=== Problem requirements ===
Look through the listing and locate every line containing the word "content"; copy those lines.
##############################
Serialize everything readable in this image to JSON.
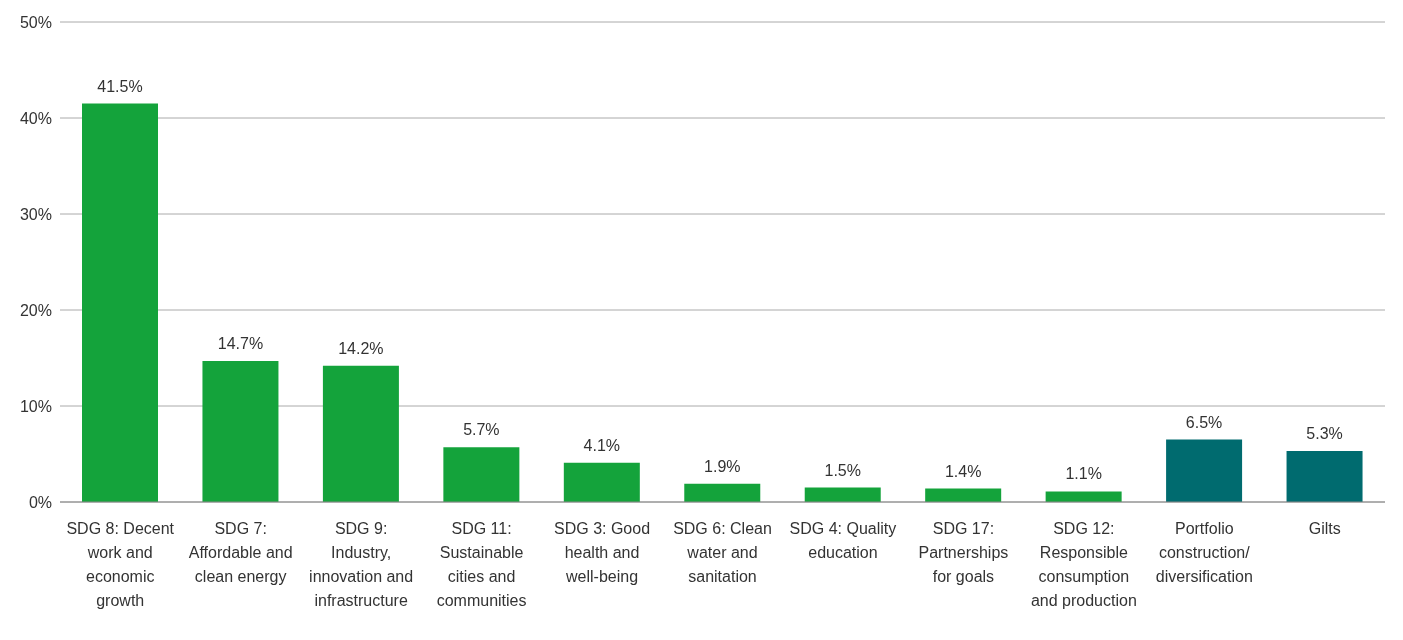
{
  "chart_data": {
    "type": "bar",
    "categories": [
      "SDG 8: Decent work and economic growth",
      "SDG 7: Affordable and clean energy",
      "SDG 9: Industry, innovation and infrastructure",
      "SDG 11: Sustainable cities and communities",
      "SDG 3: Good health and well-being",
      "SDG 6: Clean water and sanitation",
      "SDG 4: Quality education",
      "SDG 17: Partnerships for goals",
      "SDG 12: Responsible consumption and production",
      "Portfolio construction/diversification",
      "Gilts"
    ],
    "values": [
      41.5,
      14.7,
      14.2,
      5.7,
      4.1,
      1.9,
      1.5,
      1.4,
      1.1,
      6.5,
      5.3
    ],
    "colors": [
      "#14a33b",
      "#14a33b",
      "#14a33b",
      "#14a33b",
      "#14a33b",
      "#14a33b",
      "#14a33b",
      "#14a33b",
      "#14a33b",
      "#006b6f",
      "#006b6f"
    ],
    "value_labels": [
      "41.5%",
      "14.7%",
      "14.2%",
      "5.7%",
      "4.1%",
      "1.9%",
      "1.5%",
      "1.4%",
      "1.1%",
      "6.5%",
      "5.3%"
    ],
    "ylim": [
      0,
      50
    ],
    "yticks": [
      {
        "value": 0,
        "label": "0%"
      },
      {
        "value": 10,
        "label": "10%"
      },
      {
        "value": 20,
        "label": "20%"
      },
      {
        "value": 30,
        "label": "30%"
      },
      {
        "value": 40,
        "label": "40%"
      },
      {
        "value": 50,
        "label": "50%"
      }
    ],
    "grid": "y"
  }
}
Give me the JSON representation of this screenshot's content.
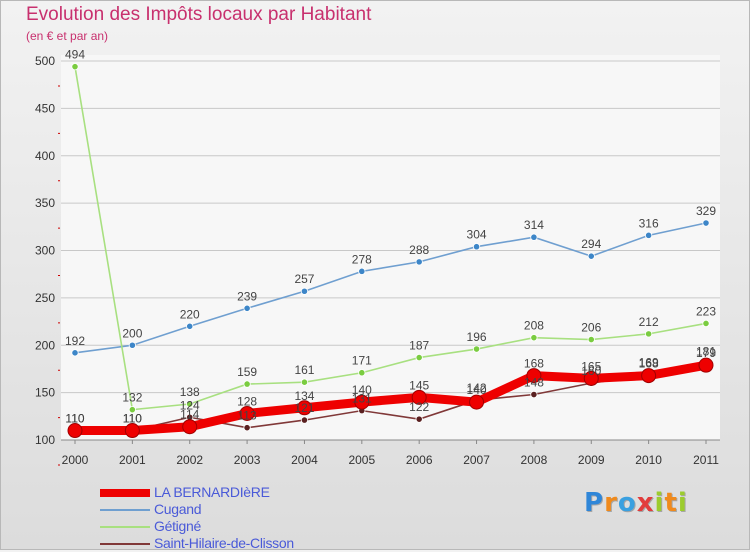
{
  "header": {
    "title": "Evolution des Impôts locaux par Habitant",
    "subtitle": "(en € et par an)"
  },
  "logo": {
    "text": "Proxiti",
    "letters": [
      {
        "ch": "P",
        "color": "#2f86d8"
      },
      {
        "ch": "r",
        "color": "#f08a1c"
      },
      {
        "ch": "o",
        "color": "#3aa0e0"
      },
      {
        "ch": "x",
        "color": "#e23c3c"
      },
      {
        "ch": "i",
        "color": "#9ccc2e"
      },
      {
        "ch": "t",
        "color": "#f08a1c"
      },
      {
        "ch": "i",
        "color": "#9ccc2e"
      }
    ]
  },
  "colors": {
    "title": "#c8306e",
    "axis_text": "#333333",
    "grid": "#c8c8c8",
    "legend_text": "#4a5ad8"
  },
  "chart_data": {
    "type": "line",
    "title": "Evolution des Impôts locaux par Habitant",
    "subtitle": "(en € et par an)",
    "xlabel": "",
    "ylabel": "",
    "x": [
      "2000",
      "2001",
      "2002",
      "2003",
      "2004",
      "2005",
      "2006",
      "2007",
      "2008",
      "2009",
      "2010",
      "2011"
    ],
    "ylim": [
      100,
      500
    ],
    "yticks": [
      100,
      150,
      200,
      250,
      300,
      350,
      400,
      450,
      500
    ],
    "grid": "horizontal",
    "legend_position": "bottom",
    "series": [
      {
        "name": "LA BERNARDIèRE",
        "color": "#ee0000",
        "width": "thick",
        "values": [
          110,
          110,
          114,
          128,
          134,
          140,
          145,
          140,
          168,
          165,
          168,
          179
        ],
        "labels": [
          "110",
          "110",
          "114",
          "128",
          "134",
          "140",
          "145",
          "140",
          "168",
          "165",
          "168",
          "179"
        ]
      },
      {
        "name": "Cugand",
        "color": "#6f9fd0",
        "marker_color": "#3d86c8",
        "width": "thin",
        "values": [
          192,
          200,
          220,
          239,
          257,
          278,
          288,
          304,
          314,
          294,
          316,
          329
        ],
        "labels": [
          "192",
          "200",
          "220",
          "239",
          "257",
          "278",
          "288",
          "304",
          "314",
          "294",
          "316",
          "329"
        ]
      },
      {
        "name": "Gétigné",
        "color": "#a8e080",
        "marker_color": "#7acc40",
        "width": "thin",
        "values": [
          494,
          132,
          138,
          159,
          161,
          171,
          187,
          196,
          208,
          206,
          212,
          223
        ],
        "labels": [
          "494",
          "132",
          "138",
          "159",
          "161",
          "171",
          "187",
          "196",
          "208",
          "206",
          "212",
          "223"
        ]
      },
      {
        "name": "Saint-Hilaire-de-Clisson",
        "color": "#803838",
        "marker_color": "#5a2020",
        "width": "thin",
        "values": [
          110,
          110,
          124,
          113,
          121,
          131,
          122,
          142,
          148,
          160,
          169,
          181
        ],
        "labels": [
          "110",
          "110",
          "124",
          "113",
          "121",
          "131",
          "122",
          "142",
          "148",
          "160",
          "169",
          "181"
        ]
      }
    ]
  }
}
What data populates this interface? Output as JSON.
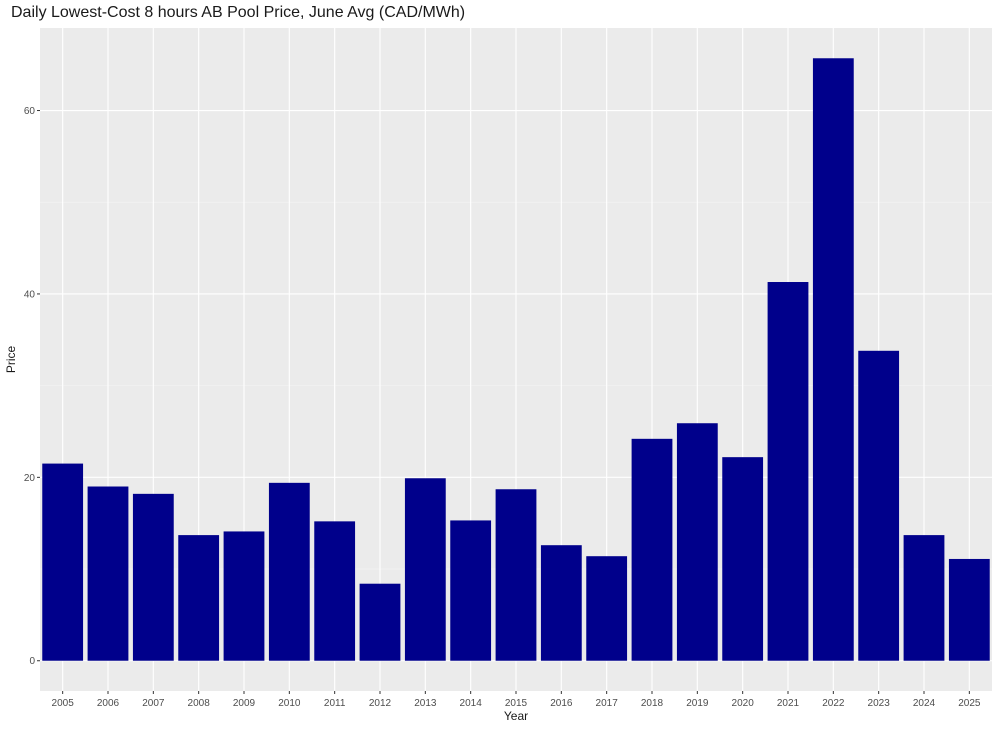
{
  "chart_data": {
    "type": "bar",
    "title": "Daily Lowest-Cost 8 hours AB Pool Price, June Avg (CAD/MWh)",
    "xlabel": "Year",
    "ylabel": "Price",
    "categories": [
      "2005",
      "2006",
      "2007",
      "2008",
      "2009",
      "2010",
      "2011",
      "2012",
      "2013",
      "2014",
      "2015",
      "2016",
      "2017",
      "2018",
      "2019",
      "2020",
      "2021",
      "2022",
      "2023",
      "2024",
      "2025"
    ],
    "values": [
      21.5,
      19.0,
      18.2,
      13.7,
      14.1,
      19.4,
      15.2,
      8.4,
      19.9,
      15.3,
      18.7,
      12.6,
      11.4,
      24.2,
      25.9,
      22.2,
      41.3,
      65.7,
      33.8,
      13.7,
      11.1
    ],
    "yticks": [
      0,
      20,
      40,
      60
    ],
    "ylim": [
      -3.3,
      69.0
    ],
    "grid": true,
    "colors": {
      "bar": "#00008B",
      "panel": "#EBEBEB",
      "grid_major": "#FFFFFF"
    }
  }
}
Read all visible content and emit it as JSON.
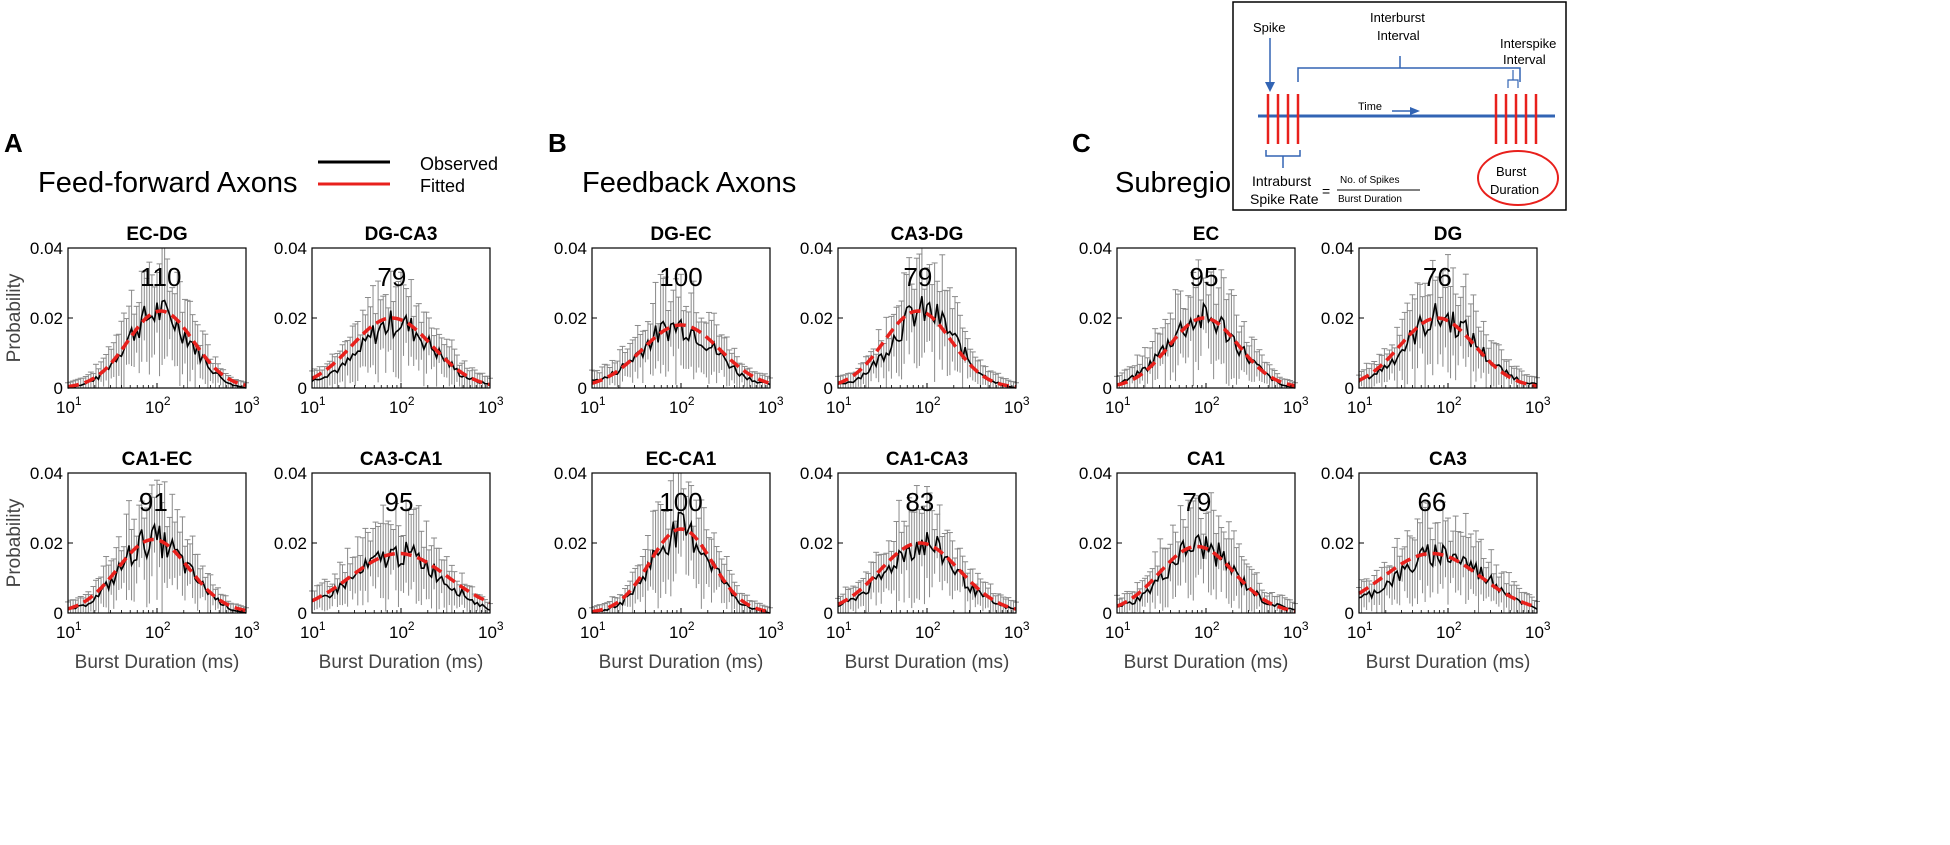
{
  "figure": {
    "panel_letters": [
      "A",
      "B",
      "C"
    ],
    "panel_titles": [
      "Feed-forward Axons",
      "Feedback Axons",
      "Subregion"
    ],
    "legend": {
      "entries": [
        {
          "label": "Observed",
          "color": "#000000"
        },
        {
          "label": "Fitted",
          "color": "#e8201c"
        }
      ]
    },
    "colors": {
      "observed": "#000000",
      "fitted": "#e8201c",
      "errorbar": "#8a8a8a",
      "schematic_line": "#3264b4",
      "schematic_spike": "#e8201c"
    },
    "axis_labels": {
      "ylabel": "Probability",
      "xlabel": "Burst Duration (ms)"
    },
    "y_ticks": [
      "0",
      "0.02",
      "0.04"
    ],
    "x_ticks": [
      {
        "base": "10",
        "exp": "1"
      },
      {
        "base": "10",
        "exp": "2"
      },
      {
        "base": "10",
        "exp": "3"
      }
    ]
  },
  "inset": {
    "spike_label": "Spike",
    "interburst_label": [
      "Interburst",
      "Interval"
    ],
    "interspike_label": [
      "Interspike",
      "Interval"
    ],
    "time_label": "Time",
    "intraburst_label": [
      "Intraburst",
      "Spike Rate"
    ],
    "equals": "=",
    "fraction_numerator": "No. of Spikes",
    "fraction_denominator": "Burst Duration",
    "burst_duration_label": [
      "Burst",
      "Duration"
    ]
  },
  "chart_data": [
    {
      "type": "line",
      "title": "EC-DG",
      "peak_label": "110",
      "xscale": "log",
      "xlim": [
        10,
        1000
      ],
      "ylim": [
        0,
        0.04
      ],
      "series": [
        {
          "name": "Observed",
          "x": [
            10,
            15,
            22,
            33,
            47,
            68,
            100,
            147,
            215,
            316,
            464,
            681,
            1000
          ],
          "values": [
            0.0,
            0.001,
            0.003,
            0.008,
            0.014,
            0.019,
            0.022,
            0.02,
            0.015,
            0.009,
            0.004,
            0.001,
            0.0
          ]
        },
        {
          "name": "Fitted",
          "peak_x": 110,
          "peak_y": 0.022,
          "log_sigma": 0.37
        }
      ]
    },
    {
      "type": "line",
      "title": "DG-CA3",
      "peak_label": "79",
      "xscale": "log",
      "xlim": [
        10,
        1000
      ],
      "ylim": [
        0,
        0.04
      ],
      "series": [
        {
          "name": "Observed",
          "x": [
            10,
            15,
            22,
            33,
            47,
            68,
            100,
            147,
            215,
            316,
            464,
            681,
            1000
          ],
          "values": [
            0.002,
            0.004,
            0.006,
            0.01,
            0.015,
            0.018,
            0.019,
            0.016,
            0.012,
            0.008,
            0.004,
            0.002,
            0.001
          ]
        },
        {
          "name": "Fitted",
          "peak_x": 79,
          "peak_y": 0.02,
          "log_sigma": 0.45
        }
      ]
    },
    {
      "type": "line",
      "title": "DG-EC",
      "peak_label": "100",
      "xscale": "log",
      "xlim": [
        10,
        1000
      ],
      "ylim": [
        0,
        0.04
      ],
      "series": [
        {
          "name": "Observed",
          "x": [
            10,
            15,
            22,
            33,
            47,
            68,
            100,
            147,
            215,
            316,
            464,
            681,
            1000
          ],
          "values": [
            0.002,
            0.003,
            0.006,
            0.01,
            0.014,
            0.017,
            0.018,
            0.016,
            0.012,
            0.008,
            0.004,
            0.002,
            0.001
          ]
        },
        {
          "name": "Fitted",
          "peak_x": 100,
          "peak_y": 0.018,
          "log_sigma": 0.44
        }
      ]
    },
    {
      "type": "line",
      "title": "CA3-DG",
      "peak_label": "79",
      "xscale": "log",
      "xlim": [
        10,
        1000
      ],
      "ylim": [
        0,
        0.04
      ],
      "series": [
        {
          "name": "Observed",
          "x": [
            10,
            15,
            22,
            33,
            47,
            68,
            100,
            147,
            215,
            316,
            464,
            681,
            1000
          ],
          "values": [
            0.001,
            0.002,
            0.005,
            0.01,
            0.016,
            0.021,
            0.022,
            0.019,
            0.013,
            0.007,
            0.003,
            0.001,
            0.0
          ]
        },
        {
          "name": "Fitted",
          "peak_x": 79,
          "peak_y": 0.022,
          "log_sigma": 0.38
        }
      ]
    },
    {
      "type": "line",
      "title": "EC",
      "peak_label": "95",
      "xscale": "log",
      "xlim": [
        10,
        1000
      ],
      "ylim": [
        0,
        0.04
      ],
      "series": [
        {
          "name": "Observed",
          "x": [
            10,
            15,
            22,
            33,
            47,
            68,
            100,
            147,
            215,
            316,
            464,
            681,
            1000
          ],
          "values": [
            0.001,
            0.003,
            0.006,
            0.011,
            0.016,
            0.019,
            0.02,
            0.018,
            0.013,
            0.008,
            0.004,
            0.001,
            0.0
          ]
        },
        {
          "name": "Fitted",
          "peak_x": 95,
          "peak_y": 0.02,
          "log_sigma": 0.39
        }
      ]
    },
    {
      "type": "line",
      "title": "DG",
      "peak_label": "76",
      "xscale": "log",
      "xlim": [
        10,
        1000
      ],
      "ylim": [
        0,
        0.04
      ],
      "series": [
        {
          "name": "Observed",
          "x": [
            10,
            15,
            22,
            33,
            47,
            68,
            100,
            147,
            215,
            316,
            464,
            681,
            1000
          ],
          "values": [
            0.002,
            0.004,
            0.007,
            0.012,
            0.017,
            0.02,
            0.02,
            0.017,
            0.012,
            0.007,
            0.004,
            0.002,
            0.001
          ]
        },
        {
          "name": "Fitted",
          "peak_x": 76,
          "peak_y": 0.02,
          "log_sigma": 0.42
        }
      ]
    },
    {
      "type": "line",
      "title": "CA1-EC",
      "peak_label": "91",
      "xscale": "log",
      "xlim": [
        10,
        1000
      ],
      "ylim": [
        0,
        0.04
      ],
      "series": [
        {
          "name": "Observed",
          "x": [
            10,
            15,
            22,
            33,
            47,
            68,
            100,
            147,
            215,
            316,
            464,
            681,
            1000
          ],
          "values": [
            0.001,
            0.002,
            0.005,
            0.01,
            0.016,
            0.02,
            0.021,
            0.018,
            0.013,
            0.008,
            0.004,
            0.001,
            0.0
          ]
        },
        {
          "name": "Fitted",
          "peak_x": 91,
          "peak_y": 0.021,
          "log_sigma": 0.4
        }
      ]
    },
    {
      "type": "line",
      "title": "CA3-CA1",
      "peak_label": "95",
      "xscale": "log",
      "xlim": [
        10,
        1000
      ],
      "ylim": [
        0,
        0.04
      ],
      "series": [
        {
          "name": "Observed",
          "x": [
            10,
            15,
            22,
            33,
            47,
            68,
            100,
            147,
            215,
            316,
            464,
            681,
            1000
          ],
          "values": [
            0.003,
            0.005,
            0.008,
            0.011,
            0.014,
            0.016,
            0.017,
            0.016,
            0.013,
            0.009,
            0.006,
            0.003,
            0.001
          ]
        },
        {
          "name": "Fitted",
          "peak_x": 95,
          "peak_y": 0.017,
          "log_sigma": 0.55
        }
      ]
    },
    {
      "type": "line",
      "title": "EC-CA1",
      "peak_label": "100",
      "xscale": "log",
      "xlim": [
        10,
        1000
      ],
      "ylim": [
        0,
        0.04
      ],
      "series": [
        {
          "name": "Observed",
          "x": [
            10,
            15,
            22,
            33,
            47,
            68,
            100,
            147,
            215,
            316,
            464,
            681,
            1000
          ],
          "values": [
            0.0,
            0.001,
            0.003,
            0.008,
            0.015,
            0.021,
            0.024,
            0.021,
            0.015,
            0.008,
            0.003,
            0.001,
            0.0
          ]
        },
        {
          "name": "Fitted",
          "peak_x": 100,
          "peak_y": 0.024,
          "log_sigma": 0.35
        }
      ]
    },
    {
      "type": "line",
      "title": "CA1-CA3",
      "peak_label": "83",
      "xscale": "log",
      "xlim": [
        10,
        1000
      ],
      "ylim": [
        0,
        0.04
      ],
      "series": [
        {
          "name": "Observed",
          "x": [
            10,
            15,
            22,
            33,
            47,
            68,
            100,
            147,
            215,
            316,
            464,
            681,
            1000
          ],
          "values": [
            0.002,
            0.004,
            0.007,
            0.011,
            0.016,
            0.019,
            0.02,
            0.017,
            0.012,
            0.007,
            0.004,
            0.002,
            0.001
          ]
        },
        {
          "name": "Fitted",
          "peak_x": 83,
          "peak_y": 0.02,
          "log_sigma": 0.45
        }
      ]
    },
    {
      "type": "line",
      "title": "CA1",
      "peak_label": "79",
      "xscale": "log",
      "xlim": [
        10,
        1000
      ],
      "ylim": [
        0,
        0.04
      ],
      "series": [
        {
          "name": "Observed",
          "x": [
            10,
            15,
            22,
            33,
            47,
            68,
            100,
            147,
            215,
            316,
            464,
            681,
            1000
          ],
          "values": [
            0.002,
            0.003,
            0.006,
            0.011,
            0.016,
            0.019,
            0.019,
            0.016,
            0.011,
            0.007,
            0.003,
            0.002,
            0.001
          ]
        },
        {
          "name": "Fitted",
          "peak_x": 79,
          "peak_y": 0.019,
          "log_sigma": 0.42
        }
      ]
    },
    {
      "type": "line",
      "title": "CA3",
      "peak_label": "66",
      "xscale": "log",
      "xlim": [
        10,
        1000
      ],
      "ylim": [
        0,
        0.04
      ],
      "series": [
        {
          "name": "Observed",
          "x": [
            10,
            15,
            22,
            33,
            47,
            68,
            100,
            147,
            215,
            316,
            464,
            681,
            1000
          ],
          "values": [
            0.004,
            0.006,
            0.009,
            0.012,
            0.015,
            0.017,
            0.017,
            0.015,
            0.012,
            0.009,
            0.006,
            0.003,
            0.001
          ]
        },
        {
          "name": "Fitted",
          "peak_x": 66,
          "peak_y": 0.017,
          "log_sigma": 0.55
        }
      ]
    }
  ]
}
##############################
=== Answer to the task ===
Give me the JSON representation of this screenshot's content.
Read all visible content and emit it as JSON.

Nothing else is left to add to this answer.